**INSTRUCTIONS TO FOLLOW:**
Go through the material and write it all out exactly, minus the pictures.

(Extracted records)

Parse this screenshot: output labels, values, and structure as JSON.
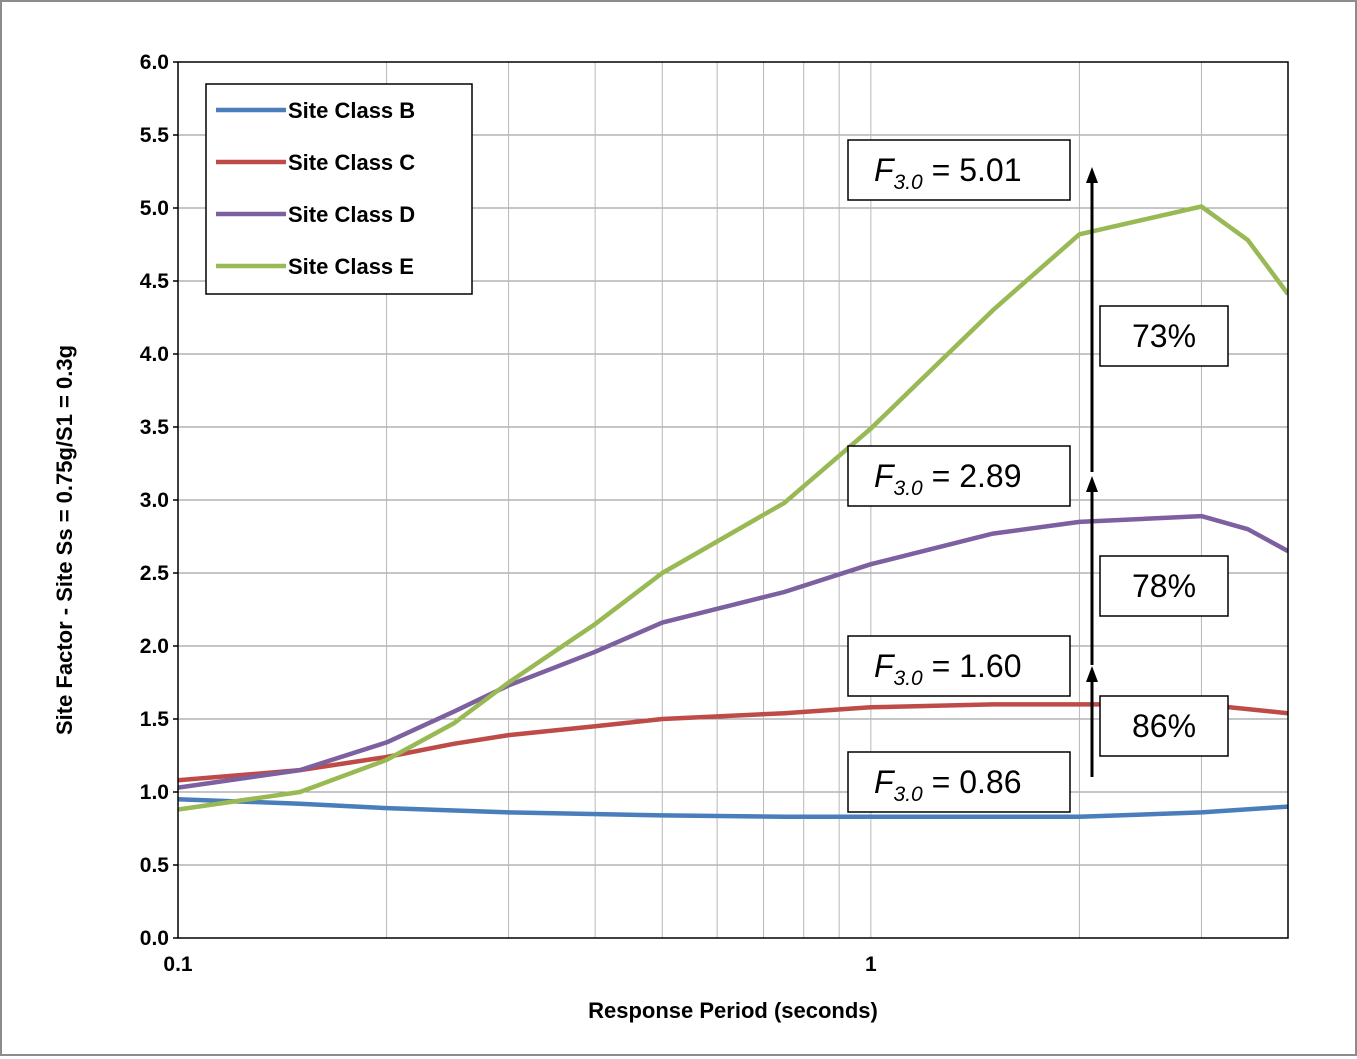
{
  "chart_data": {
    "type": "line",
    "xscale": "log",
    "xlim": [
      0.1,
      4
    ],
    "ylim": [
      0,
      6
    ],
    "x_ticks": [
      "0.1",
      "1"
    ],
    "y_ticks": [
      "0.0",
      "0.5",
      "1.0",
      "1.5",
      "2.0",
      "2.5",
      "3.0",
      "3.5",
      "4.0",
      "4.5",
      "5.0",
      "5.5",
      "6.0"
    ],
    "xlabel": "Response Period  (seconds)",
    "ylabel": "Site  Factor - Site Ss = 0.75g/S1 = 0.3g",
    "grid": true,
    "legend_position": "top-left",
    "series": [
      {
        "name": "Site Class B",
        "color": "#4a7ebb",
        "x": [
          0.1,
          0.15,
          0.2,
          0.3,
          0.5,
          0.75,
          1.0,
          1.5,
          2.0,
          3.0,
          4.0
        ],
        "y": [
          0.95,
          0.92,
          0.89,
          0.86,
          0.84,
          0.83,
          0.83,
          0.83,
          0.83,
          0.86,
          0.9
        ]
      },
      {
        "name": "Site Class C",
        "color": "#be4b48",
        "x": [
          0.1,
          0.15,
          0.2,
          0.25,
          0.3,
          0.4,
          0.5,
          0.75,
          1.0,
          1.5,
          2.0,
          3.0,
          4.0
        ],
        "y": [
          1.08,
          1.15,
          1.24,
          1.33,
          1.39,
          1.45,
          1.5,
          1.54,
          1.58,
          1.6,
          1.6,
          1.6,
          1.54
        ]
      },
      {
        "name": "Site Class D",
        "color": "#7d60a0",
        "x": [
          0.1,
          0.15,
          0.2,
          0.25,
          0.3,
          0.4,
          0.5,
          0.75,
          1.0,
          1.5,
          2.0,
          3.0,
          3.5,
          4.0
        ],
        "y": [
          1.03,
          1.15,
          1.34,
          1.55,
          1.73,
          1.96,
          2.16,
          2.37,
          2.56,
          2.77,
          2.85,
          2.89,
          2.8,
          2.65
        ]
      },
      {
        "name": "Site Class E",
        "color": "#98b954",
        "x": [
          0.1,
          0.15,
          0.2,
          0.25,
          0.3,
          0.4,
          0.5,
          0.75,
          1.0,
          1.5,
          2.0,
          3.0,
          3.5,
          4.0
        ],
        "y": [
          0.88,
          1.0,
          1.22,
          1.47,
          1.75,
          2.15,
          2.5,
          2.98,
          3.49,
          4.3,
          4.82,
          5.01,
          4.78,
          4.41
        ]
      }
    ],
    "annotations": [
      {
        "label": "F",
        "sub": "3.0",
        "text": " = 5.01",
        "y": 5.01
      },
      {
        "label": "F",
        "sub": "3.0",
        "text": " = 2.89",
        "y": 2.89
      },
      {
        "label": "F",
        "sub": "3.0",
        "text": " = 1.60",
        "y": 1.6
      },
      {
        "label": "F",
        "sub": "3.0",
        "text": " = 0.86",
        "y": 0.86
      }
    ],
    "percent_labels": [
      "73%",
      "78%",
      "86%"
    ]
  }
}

**ANSWER TO THE TASK:**
Parse this screenshot: output labels, values, and structure as JSON.
{
  "chart_data": {
    "type": "line",
    "xscale": "log",
    "xlim": [
      0.1,
      4
    ],
    "ylim": [
      0,
      6
    ],
    "x_ticks": [
      "0.1",
      "1"
    ],
    "y_ticks": [
      "0.0",
      "0.5",
      "1.0",
      "1.5",
      "2.0",
      "2.5",
      "3.0",
      "3.5",
      "4.0",
      "4.5",
      "5.0",
      "5.5",
      "6.0"
    ],
    "xlabel": "Response Period  (seconds)",
    "ylabel": "Site  Factor - Site Ss = 0.75g/S1 = 0.3g",
    "grid": true,
    "legend_position": "top-left",
    "series": [
      {
        "name": "Site Class B",
        "color": "#4a7ebb",
        "x": [
          0.1,
          0.15,
          0.2,
          0.3,
          0.5,
          0.75,
          1.0,
          1.5,
          2.0,
          3.0,
          4.0
        ],
        "y": [
          0.95,
          0.92,
          0.89,
          0.86,
          0.84,
          0.83,
          0.83,
          0.83,
          0.83,
          0.86,
          0.9
        ]
      },
      {
        "name": "Site Class C",
        "color": "#be4b48",
        "x": [
          0.1,
          0.15,
          0.2,
          0.25,
          0.3,
          0.4,
          0.5,
          0.75,
          1.0,
          1.5,
          2.0,
          3.0,
          4.0
        ],
        "y": [
          1.08,
          1.15,
          1.24,
          1.33,
          1.39,
          1.45,
          1.5,
          1.54,
          1.58,
          1.6,
          1.6,
          1.6,
          1.54
        ]
      },
      {
        "name": "Site Class D",
        "color": "#7d60a0",
        "x": [
          0.1,
          0.15,
          0.2,
          0.25,
          0.3,
          0.4,
          0.5,
          0.75,
          1.0,
          1.5,
          2.0,
          3.0,
          3.5,
          4.0
        ],
        "y": [
          1.03,
          1.15,
          1.34,
          1.55,
          1.73,
          1.96,
          2.16,
          2.37,
          2.56,
          2.77,
          2.85,
          2.89,
          2.8,
          2.65
        ]
      },
      {
        "name": "Site Class E",
        "color": "#98b954",
        "x": [
          0.1,
          0.15,
          0.2,
          0.25,
          0.3,
          0.4,
          0.5,
          0.75,
          1.0,
          1.5,
          2.0,
          3.0,
          3.5,
          4.0
        ],
        "y": [
          0.88,
          1.0,
          1.22,
          1.47,
          1.75,
          2.15,
          2.5,
          2.98,
          3.49,
          4.3,
          4.82,
          5.01,
          4.78,
          4.41
        ]
      }
    ],
    "annotations": [
      {
        "label": "F",
        "sub": "3.0",
        "text": " = 5.01",
        "y": 5.01
      },
      {
        "label": "F",
        "sub": "3.0",
        "text": " = 2.89",
        "y": 2.89
      },
      {
        "label": "F",
        "sub": "3.0",
        "text": " = 1.60",
        "y": 1.6
      },
      {
        "label": "F",
        "sub": "3.0",
        "text": " = 0.86",
        "y": 0.86
      }
    ],
    "percent_labels": [
      "73%",
      "78%",
      "86%"
    ]
  }
}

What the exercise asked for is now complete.